» Records shown
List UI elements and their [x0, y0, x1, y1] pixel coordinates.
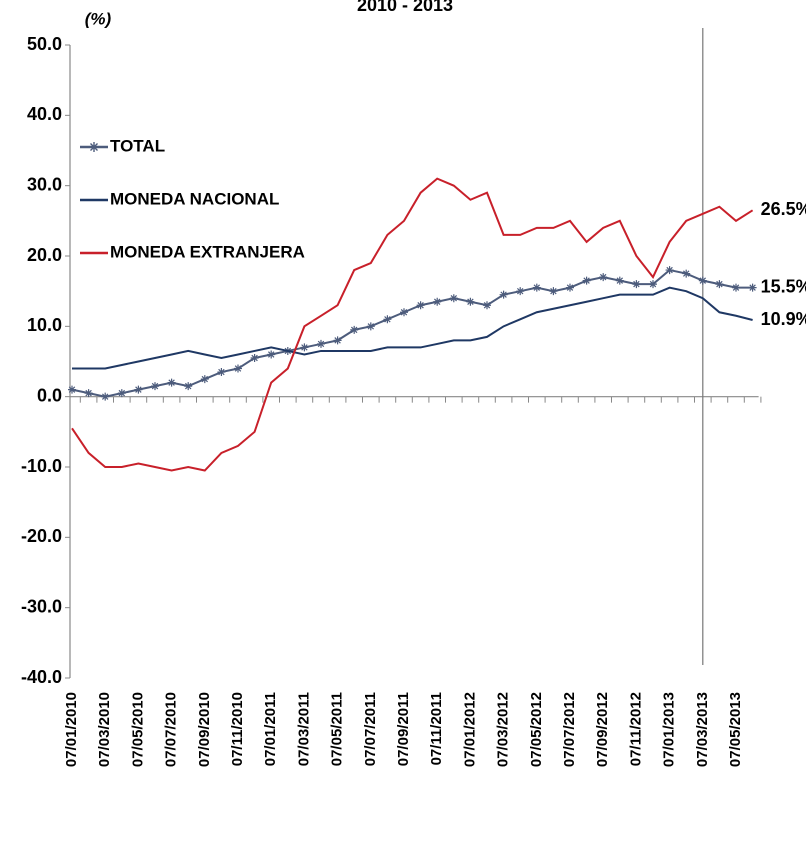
y-tick-label: -20.0: [21, 526, 62, 546]
point-marker: [84, 389, 93, 398]
point-marker: [400, 308, 408, 317]
point-marker: [449, 294, 458, 303]
legend-marker: [89, 142, 99, 152]
point-marker: [117, 389, 126, 398]
x-tick-label: 07/03/2011: [295, 692, 312, 766]
point-marker: [200, 375, 209, 384]
x-tick-label: 07/09/2012: [594, 692, 611, 767]
point-marker: [234, 364, 242, 373]
x-tick-label: 07/11/2012: [627, 692, 644, 766]
point-marker: [599, 273, 608, 282]
point-marker: [483, 301, 491, 310]
point-marker: [582, 276, 591, 285]
point-marker: [184, 382, 193, 391]
x-tick-label: 07/05/2012: [528, 692, 545, 767]
y-tick-label: 0.0: [37, 385, 62, 405]
legend-label: TOTAL: [110, 136, 165, 155]
end-label: 10.9%: [761, 309, 806, 329]
point-marker: [698, 276, 707, 285]
end-label: 26.5%: [761, 199, 806, 219]
x-tick-label: 07/09/2010: [196, 692, 213, 767]
y-tick-label: 20.0: [27, 245, 62, 265]
point-marker: [549, 287, 558, 296]
y-tick-label: -30.0: [21, 596, 62, 616]
x-tick-label: 07/07/2011: [362, 692, 379, 766]
point-marker: [649, 280, 657, 289]
series-line: [71, 177, 754, 472]
point-marker: [466, 297, 475, 306]
y-tick-label: -40.0: [21, 667, 62, 687]
point-marker: [715, 280, 724, 289]
y-tick-label: 10.0: [27, 315, 62, 335]
point-marker: [101, 392, 110, 401]
y-tick-label: 40.0: [27, 104, 62, 124]
point-marker: [615, 276, 624, 285]
point-marker: [632, 280, 641, 289]
point-marker: [134, 385, 143, 394]
x-tick-label: 07/11/2010: [229, 692, 246, 766]
point-marker: [250, 353, 259, 362]
point-marker: [317, 339, 325, 348]
x-tick-label: 07/01/2010: [63, 692, 80, 767]
point-marker: [532, 283, 541, 292]
x-tick-label: 07/05/2013: [727, 692, 744, 767]
y-tick-label: 30.0: [27, 174, 62, 194]
x-tick-label: 07/03/2012: [495, 692, 512, 767]
point-marker: [366, 322, 375, 331]
x-tick-label: 07/01/2012: [461, 692, 478, 767]
x-tick-label: 07/01/2011: [262, 692, 279, 766]
x-tick-label: 07/07/2010: [163, 692, 180, 767]
point-marker: [300, 343, 309, 352]
point-marker: [217, 368, 226, 377]
end-label: 15.5%: [761, 276, 806, 296]
y-axis-label: (%): [85, 9, 112, 28]
point-marker: [68, 385, 76, 394]
series-line: [71, 268, 753, 398]
point-marker: [499, 290, 508, 299]
point-marker: [433, 297, 442, 306]
y-tick-label: 50.0: [27, 34, 62, 54]
point-marker: [748, 283, 757, 292]
point-marker: [732, 283, 740, 292]
x-tick-label: 07/03/2013: [694, 692, 711, 767]
point-marker: [682, 269, 691, 278]
x-tick-label: 07/09/2011: [395, 692, 412, 766]
point-marker: [167, 378, 176, 387]
legend-label: MONEDA NACIONAL: [110, 189, 279, 208]
point-marker: [516, 287, 525, 296]
point-marker: [566, 283, 574, 292]
point-marker: [350, 325, 359, 334]
x-tick-label: 07/11/2011: [428, 692, 445, 765]
x-tick-label: 07/05/2011: [329, 692, 346, 766]
point-marker: [416, 301, 425, 310]
chart-title: 2010 - 2013: [357, 0, 453, 15]
point-marker: [151, 382, 159, 391]
series-line: [72, 286, 753, 370]
y-tick-label: -10.0: [21, 456, 62, 476]
x-tick-label: 07/03/2010: [96, 692, 113, 767]
legend-label: MONEDA EXTRANJERA: [110, 242, 305, 261]
x-tick-label: 07/05/2010: [129, 692, 146, 767]
point-marker: [333, 336, 342, 345]
point-marker: [383, 315, 392, 324]
point-marker: [665, 266, 674, 275]
x-tick-label: 07/07/2012: [561, 692, 578, 767]
x-tick-label: 07/01/2013: [661, 692, 678, 767]
point-marker: [267, 350, 276, 359]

» Set problem
Rewrite every line of the data above with each "point-marker" swapped for "data-dot" and everything else kept the same. Omit the picture from your answer.

» Exercise output
List UI elements and their [x0, y0, x1, y1] pixel coordinates.
y-tick-label: -20.0: [21, 526, 62, 546]
data-dot: [84, 389, 93, 398]
data-dot: [400, 308, 408, 317]
data-dot: [449, 294, 458, 303]
legend-marker: [89, 142, 99, 152]
data-dot: [117, 389, 126, 398]
x-tick-label: 07/03/2011: [295, 692, 312, 766]
data-dot: [200, 375, 209, 384]
x-tick-label: 07/09/2012: [594, 692, 611, 767]
data-dot: [234, 364, 242, 373]
x-tick-label: 07/11/2012: [627, 692, 644, 766]
data-dot: [599, 273, 608, 282]
data-dot: [483, 301, 491, 310]
data-dot: [582, 276, 591, 285]
data-dot: [184, 382, 193, 391]
x-tick-label: 07/05/2012: [528, 692, 545, 767]
y-tick-label: 0.0: [37, 385, 62, 405]
legend-label: TOTAL: [110, 136, 165, 155]
end-label: 10.9%: [761, 309, 806, 329]
data-dot: [698, 276, 707, 285]
end-label: 26.5%: [761, 199, 806, 219]
x-tick-label: 07/09/2010: [196, 692, 213, 767]
y-tick-label: 20.0: [27, 245, 62, 265]
data-dot: [549, 287, 558, 296]
y-tick-label: -30.0: [21, 596, 62, 616]
x-tick-label: 07/07/2011: [362, 692, 379, 766]
data-dot: [649, 280, 657, 289]
series-line: [71, 177, 754, 472]
data-dot: [466, 297, 475, 306]
y-tick-label: -40.0: [21, 667, 62, 687]
data-dot: [715, 280, 724, 289]
y-tick-label: 10.0: [27, 315, 62, 335]
data-dot: [101, 392, 110, 401]
y-tick-label: 40.0: [27, 104, 62, 124]
data-dot: [615, 276, 624, 285]
data-dot: [632, 280, 641, 289]
data-dot: [134, 385, 143, 394]
x-tick-label: 07/11/2010: [229, 692, 246, 766]
data-dot: [250, 353, 259, 362]
data-dot: [317, 339, 325, 348]
x-tick-label: 07/01/2010: [63, 692, 80, 767]
data-dot: [532, 283, 541, 292]
x-tick-label: 07/05/2013: [727, 692, 744, 767]
y-tick-label: 30.0: [27, 174, 62, 194]
x-tick-label: 07/03/2012: [495, 692, 512, 767]
data-dot: [366, 322, 375, 331]
x-tick-label: 07/01/2012: [461, 692, 478, 767]
x-tick-label: 07/01/2011: [262, 692, 279, 766]
x-tick-label: 07/07/2010: [163, 692, 180, 767]
data-dot: [300, 343, 309, 352]
data-dot: [217, 368, 226, 377]
end-label: 15.5%: [761, 276, 806, 296]
y-axis-label: (%): [85, 9, 112, 28]
data-dot: [68, 385, 76, 394]
series-line: [71, 268, 753, 398]
data-dot: [499, 290, 508, 299]
data-dot: [433, 297, 442, 306]
y-tick-label: 50.0: [27, 34, 62, 54]
data-dot: [748, 283, 757, 292]
data-dot: [732, 283, 740, 292]
x-tick-label: 07/03/2013: [694, 692, 711, 767]
data-dot: [682, 269, 691, 278]
x-tick-label: 07/09/2011: [395, 692, 412, 766]
data-dot: [167, 378, 176, 387]
legend-label: MONEDA NACIONAL: [110, 189, 279, 208]
data-dot: [516, 287, 525, 296]
data-dot: [566, 283, 574, 292]
data-dot: [350, 325, 359, 334]
x-tick-label: 07/11/2011: [428, 692, 445, 765]
x-tick-label: 07/05/2011: [329, 692, 346, 766]
data-dot: [416, 301, 425, 310]
chart-title: 2010 - 2013: [357, 0, 453, 15]
data-dot: [151, 382, 159, 391]
series-line: [72, 286, 753, 370]
y-tick-label: -10.0: [21, 456, 62, 476]
x-tick-label: 07/03/2010: [96, 692, 113, 767]
legend-label: MONEDA EXTRANJERA: [110, 242, 305, 261]
x-tick-label: 07/05/2010: [129, 692, 146, 767]
data-dot: [333, 336, 342, 345]
data-dot: [383, 315, 392, 324]
data-dot: [665, 266, 674, 275]
x-tick-label: 07/07/2012: [561, 692, 578, 767]
x-tick-label: 07/01/2013: [661, 692, 678, 767]
data-dot: [267, 350, 276, 359]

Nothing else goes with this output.